WHAT IS NEEDED
Give as a numbered list, with blank lines omitted, the lines of the records running from the line containing "cap-round-icon[interactable] [1710,153,1728,168]" up to and including the line containing "curvature-tool-icon[interactable]: ✎ [0,216,38,240]".

◆ ◆ ◆ ◆ ◆

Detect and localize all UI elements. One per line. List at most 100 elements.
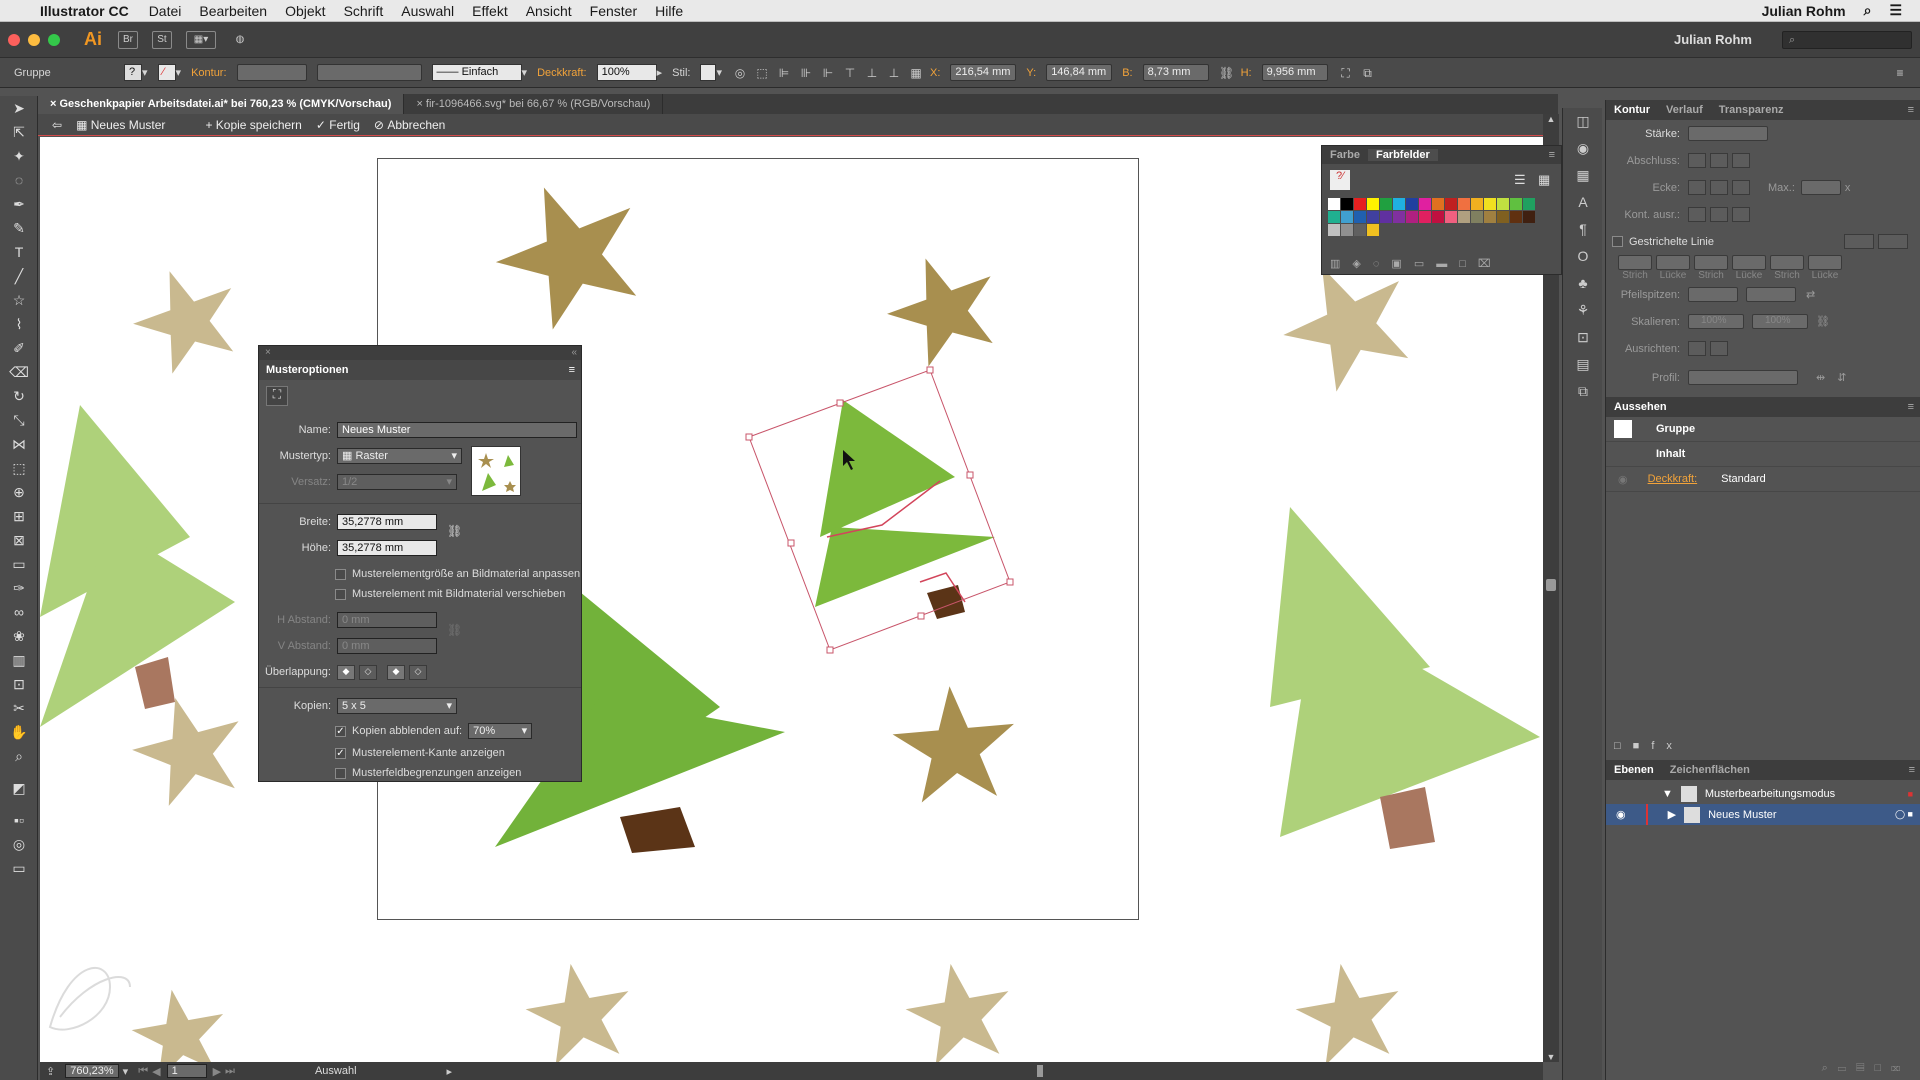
cap-round-icon[interactable] [1710,153,1728,168]
align-right-icon[interactable]: ⊩ [820,65,836,81]
gap-field[interactable] [1732,255,1766,270]
swap-arrows-icon[interactable]: ⇄ [1806,288,1815,301]
align-vcenter-icon[interactable]: ⊥ [864,65,880,81]
arrow-align-path-icon[interactable] [1710,341,1728,356]
curvature-tool-icon[interactable]: ✎ [0,216,38,240]
prev-page-icon[interactable]: ◀ [152,1065,160,1078]
resize-checkbox[interactable] [335,568,346,580]
panel-titlebar[interactable]: × « [259,346,581,360]
blend-tool-icon[interactable]: ∞ [0,600,38,624]
save-copy-button[interactable]: + Kopie speichern [205,118,301,132]
hoehe-input[interactable]: 35,2778 mm [337,540,437,556]
link-scale-icon[interactable]: ⛓ [1816,315,1830,328]
drawing-mode-icon[interactable]: ◎ [0,832,38,856]
opacity-field[interactable]: 100% ▸ [596,64,662,81]
align-panel-icon[interactable]: ▤ [1563,351,1603,378]
target-icon[interactable]: ◯ ■ [1895,809,1913,820]
star-tool-icon[interactable]: ☆ [0,288,38,312]
color-swatch[interactable] [1510,211,1522,223]
color-swatch[interactable] [1393,211,1405,223]
last-page-icon[interactable]: ⏭ [225,1065,235,1078]
dash-field[interactable] [1694,255,1728,270]
y-field[interactable]: 146,84 mm [1046,64,1113,81]
current-tool-label[interactable]: Auswahl [315,1065,357,1077]
scroll-up-icon[interactable]: ▲ [1543,114,1559,124]
mesh-tool-icon[interactable]: ⊠ [0,528,38,552]
magic-wand-tool-icon[interactable]: ✦ [0,144,38,168]
first-page-icon[interactable]: ⏮ [138,1065,148,1078]
aussehen-group-row[interactable]: Gruppe [1606,417,1920,442]
arrange-documents-icon[interactable]: ▦▾ [186,30,216,49]
tab-geschenkpapier[interactable]: × Geschenkpapier Arbeitsdatei.ai* bei 76… [38,94,405,114]
scale-start-field[interactable]: 100% [1688,314,1744,329]
add-fill-icon[interactable]: ■ [1633,740,1652,752]
color-swatch[interactable] [1497,198,1509,210]
trash-icon[interactable]: ⌧ [1478,258,1503,270]
corner-miter-icon[interactable] [1688,180,1706,195]
scale-tool-icon[interactable]: ⤡ [0,408,38,432]
max-field[interactable] [1800,180,1841,195]
dash-field[interactable] [1770,255,1804,270]
color-swatch[interactable] [1523,198,1535,210]
isolate-icon[interactable]: ⧉ [1360,65,1376,81]
deckkraft-label[interactable]: Deckkraft: [537,67,587,79]
align-hcenter-icon[interactable]: ⊪ [798,65,814,81]
visibility-eye-icon[interactable]: ◉ [1618,473,1628,486]
rotate-tool-icon[interactable]: ↻ [0,384,38,408]
color-swatch[interactable] [1523,211,1535,223]
scroll-down-icon[interactable]: ▼ [1543,1052,1559,1062]
kopien-select[interactable]: 5 x 5 ▾ [337,698,457,714]
done-button[interactable]: ✓ Fertig [316,118,360,132]
transform-panel-icon[interactable]: ⊡ [1563,324,1603,351]
swatch-library-icon[interactable]: ▥ [1330,258,1352,270]
stroke-style-select[interactable]: —— Einfach ▾ [431,64,527,81]
aussehen-opacity-row[interactable]: ◉ Deckkraft: Standard [1606,467,1920,492]
hand-tool-icon[interactable]: ✋ [0,720,38,744]
tab-transparenz[interactable]: Transparenz [1711,104,1792,116]
eyedropper-tool-icon[interactable]: ✑ [0,576,38,600]
libraries-icon[interactable]: ◫ [1563,108,1603,135]
gradient-tool-icon[interactable]: ▭ [0,552,38,576]
direct-selection-tool-icon[interactable]: ⇱ [0,120,38,144]
color-swatch[interactable] [1458,198,1470,210]
color-swatch[interactable] [1419,211,1431,223]
blob-brush-tool-icon[interactable]: ✐ [0,336,38,360]
h-field[interactable]: 9,956 mm [1261,64,1328,81]
back-arrow-icon[interactable]: ⇦ [52,118,62,132]
panel-menu-icon[interactable]: ≡ [569,360,575,380]
new-swatch-icon[interactable]: □ [1459,258,1478,270]
panel-menu-icon[interactable]: ≡ [1909,764,1915,776]
color-swatch[interactable] [1328,224,1340,236]
habstand-input[interactable]: 0 mm [337,612,437,628]
stock-button[interactable]: St [152,30,172,49]
deckkraft-link[interactable]: Deckkraft: [1648,473,1698,485]
pathfinder-icon[interactable]: ⧉ [1563,378,1603,405]
new-sublayer-icon[interactable]: ▤ [1856,1062,1874,1074]
swatch-kinds-icon[interactable]: ◈ [1352,258,1372,270]
dim-checkbox[interactable]: ✓ [335,725,346,737]
color-mode-icon[interactable]: ▪▫ [0,808,38,832]
pattern-type-select[interactable]: ▦ Raster ▾ [337,448,462,464]
b-field[interactable]: 8,73 mm [1142,64,1209,81]
color-swatch[interactable] [1380,198,1392,210]
thumbnail-view-icon[interactable]: ▦ [1538,172,1550,188]
flip-across-icon[interactable]: ⇵ [1837,371,1846,384]
bounds-checkbox[interactable] [335,767,346,779]
menu-objekt[interactable]: Objekt [285,3,325,19]
minimize-window-button[interactable] [28,33,40,46]
color-swatch[interactable] [1445,211,1457,223]
page-field[interactable]: 1 [166,1064,207,1078]
eraser-tool-icon[interactable]: ⌫ [0,360,38,384]
arrow-start-select[interactable] [1688,287,1738,302]
color-swatch[interactable] [1406,198,1418,210]
color-swatch[interactable] [1367,211,1379,223]
color-guide-icon[interactable]: ◉ [1563,135,1603,162]
symbol-sprayer-tool-icon[interactable]: ❀ [0,624,38,648]
name-input[interactable]: Neues Muster [337,422,577,438]
corner-round-icon[interactable] [1710,180,1728,195]
hscroll-thumb[interactable] [1037,1065,1043,1077]
overlap-right-icon[interactable]: ◇ [359,664,377,680]
locate-object-icon[interactable]: ⌕ [1822,1062,1838,1074]
tab-ebenen[interactable]: Ebenen [1606,764,1662,776]
screen-mode-icon[interactable]: ▭ [0,856,38,880]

◆ ◆ ◆ ◆ ◆

FINAL ANSWER
1. cap-round-icon[interactable] [1710,153,1728,168]
2. align-right-icon[interactable]: ⊩ [820,65,836,81]
3. gap-field[interactable] [1732,255,1766,270]
4. swap-arrows-icon[interactable]: ⇄ [1806,288,1815,301]
5. align-vcenter-icon[interactable]: ⊥ [864,65,880,81]
6. arrow-align-path-icon[interactable] [1710,341,1728,356]
7. curvature-tool-icon[interactable]: ✎ [0,216,38,240]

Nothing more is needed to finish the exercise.